→ GIVEN INSTRUCTION
Print every entry exactly as written.

________

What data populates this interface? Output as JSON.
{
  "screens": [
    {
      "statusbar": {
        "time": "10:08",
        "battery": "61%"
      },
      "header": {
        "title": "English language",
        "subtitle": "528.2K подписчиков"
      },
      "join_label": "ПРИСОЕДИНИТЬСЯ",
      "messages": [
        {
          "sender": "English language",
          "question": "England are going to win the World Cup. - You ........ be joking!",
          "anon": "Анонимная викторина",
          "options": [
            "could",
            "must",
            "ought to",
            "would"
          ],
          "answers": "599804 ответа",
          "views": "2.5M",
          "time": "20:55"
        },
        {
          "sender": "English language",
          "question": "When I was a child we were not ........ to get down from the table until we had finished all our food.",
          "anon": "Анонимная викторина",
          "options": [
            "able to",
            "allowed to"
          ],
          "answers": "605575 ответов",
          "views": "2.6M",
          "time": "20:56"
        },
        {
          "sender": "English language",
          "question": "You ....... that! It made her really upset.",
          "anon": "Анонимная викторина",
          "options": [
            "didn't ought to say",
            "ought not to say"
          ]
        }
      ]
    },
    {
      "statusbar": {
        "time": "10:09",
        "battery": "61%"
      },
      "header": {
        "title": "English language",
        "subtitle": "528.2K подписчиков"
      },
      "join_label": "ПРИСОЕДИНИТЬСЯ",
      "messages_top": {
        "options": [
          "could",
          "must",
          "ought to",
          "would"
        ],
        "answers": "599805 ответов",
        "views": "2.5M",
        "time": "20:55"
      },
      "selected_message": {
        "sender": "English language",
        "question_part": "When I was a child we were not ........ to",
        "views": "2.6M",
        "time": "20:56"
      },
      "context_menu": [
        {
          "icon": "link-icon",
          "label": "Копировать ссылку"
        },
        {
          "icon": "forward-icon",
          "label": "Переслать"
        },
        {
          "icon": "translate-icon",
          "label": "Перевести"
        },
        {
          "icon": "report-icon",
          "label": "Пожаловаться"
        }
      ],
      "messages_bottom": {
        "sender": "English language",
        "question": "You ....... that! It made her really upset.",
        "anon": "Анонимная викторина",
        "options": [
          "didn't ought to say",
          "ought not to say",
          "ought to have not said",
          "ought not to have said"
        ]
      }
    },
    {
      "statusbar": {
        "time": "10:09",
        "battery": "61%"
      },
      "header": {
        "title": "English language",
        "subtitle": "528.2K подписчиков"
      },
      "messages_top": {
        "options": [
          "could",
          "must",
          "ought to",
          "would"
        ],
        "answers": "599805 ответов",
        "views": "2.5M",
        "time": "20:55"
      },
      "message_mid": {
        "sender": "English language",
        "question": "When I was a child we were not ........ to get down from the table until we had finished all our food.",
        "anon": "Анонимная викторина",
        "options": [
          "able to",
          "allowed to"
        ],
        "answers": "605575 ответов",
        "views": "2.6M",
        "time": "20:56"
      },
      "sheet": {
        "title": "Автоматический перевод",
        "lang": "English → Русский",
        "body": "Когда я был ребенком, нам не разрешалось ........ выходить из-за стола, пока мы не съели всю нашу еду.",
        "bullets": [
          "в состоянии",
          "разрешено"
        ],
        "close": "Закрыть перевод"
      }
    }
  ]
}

________

→ SOLUTION FOR THIS PROBLEM
What data populates this interface? Output as JSON.
{
  "screens": [
    {
      "statusbar": {
        "time": "10:08",
        "battery": "61%"
      },
      "header": {
        "title": "English language",
        "subtitle": "528.2K подписчиков"
      },
      "join_label": "ПРИСОЕДИНИТЬСЯ",
      "messages": [
        {
          "sender": "English language",
          "question": "England are going to win the World Cup. - You ........ be joking!",
          "anon": "Анонимная викторина",
          "options": [
            "could",
            "must",
            "ought to",
            "would"
          ],
          "answers": "599804 ответа",
          "views": "2.5M",
          "time": "20:55"
        },
        {
          "sender": "English language",
          "question": "When I was a child we were not ........ to get down from the table until we had finished all our food.",
          "anon": "Анонимная викторина",
          "options": [
            "able to",
            "allowed to"
          ],
          "answers": "605575 ответов",
          "views": "2.6M",
          "time": "20:56"
        },
        {
          "sender": "English language",
          "question": "You ....... that! It made her really upset.",
          "anon": "Анонимная викторина",
          "options": [
            "didn't ought to say",
            "ought not to say"
          ]
        }
      ]
    },
    {
      "statusbar": {
        "time": "10:09",
        "battery": "61%"
      },
      "header": {
        "title": "English language",
        "subtitle": "528.2K подписчиков"
      },
      "join_label": "ПРИСОЕДИНИТЬСЯ",
      "messages_top": {
        "options": [
          "could",
          "must",
          "ought to",
          "would"
        ],
        "answers": "599805 ответов",
        "views": "2.5M",
        "time": "20:55"
      },
      "selected_message": {
        "sender": "English language",
        "question_part": "When I was a child we were not ........ to",
        "views": "2.6M",
        "time": "20:56"
      },
      "context_menu": [
        {
          "icon": "link-icon",
          "label": "Копировать ссылку"
        },
        {
          "icon": "forward-icon",
          "label": "Переслать"
        },
        {
          "icon": "translate-icon",
          "label": "Перевести"
        },
        {
          "icon": "report-icon",
          "label": "Пожаловаться"
        }
      ],
      "messages_bottom": {
        "sender": "English language",
        "question": "You ....... that! It made her really upset.",
        "anon": "Анонимная викторина",
        "options": [
          "didn't ought to say",
          "ought not to say",
          "ought to have not said",
          "ought not to have said"
        ]
      }
    },
    {
      "statusbar": {
        "time": "10:09",
        "battery": "61%"
      },
      "header": {
        "title": "English language",
        "subtitle": "528.2K подписчиков"
      },
      "messages_top": {
        "options": [
          "could",
          "must",
          "ought to",
          "would"
        ],
        "answers": "599805 ответов",
        "views": "2.5M",
        "time": "20:55"
      },
      "message_mid": {
        "sender": "English language",
        "question": "When I was a child we were not ........ to get down from the table until we had finished all our food.",
        "anon": "Анонимная викторина",
        "options": [
          "able to",
          "allowed to"
        ],
        "answers": "605575 ответов",
        "views": "2.6M",
        "time": "20:56"
      },
      "sheet": {
        "title": "Автоматический перевод",
        "lang": "English → Русский",
        "body": "Когда я был ребенком, нам не разрешалось ........ выходить из-за стола, пока мы не съели всю нашу еду.",
        "bullets": [
          "в состоянии",
          "разрешено"
        ],
        "close": "Закрыть перевод"
      }
    }
  ]
}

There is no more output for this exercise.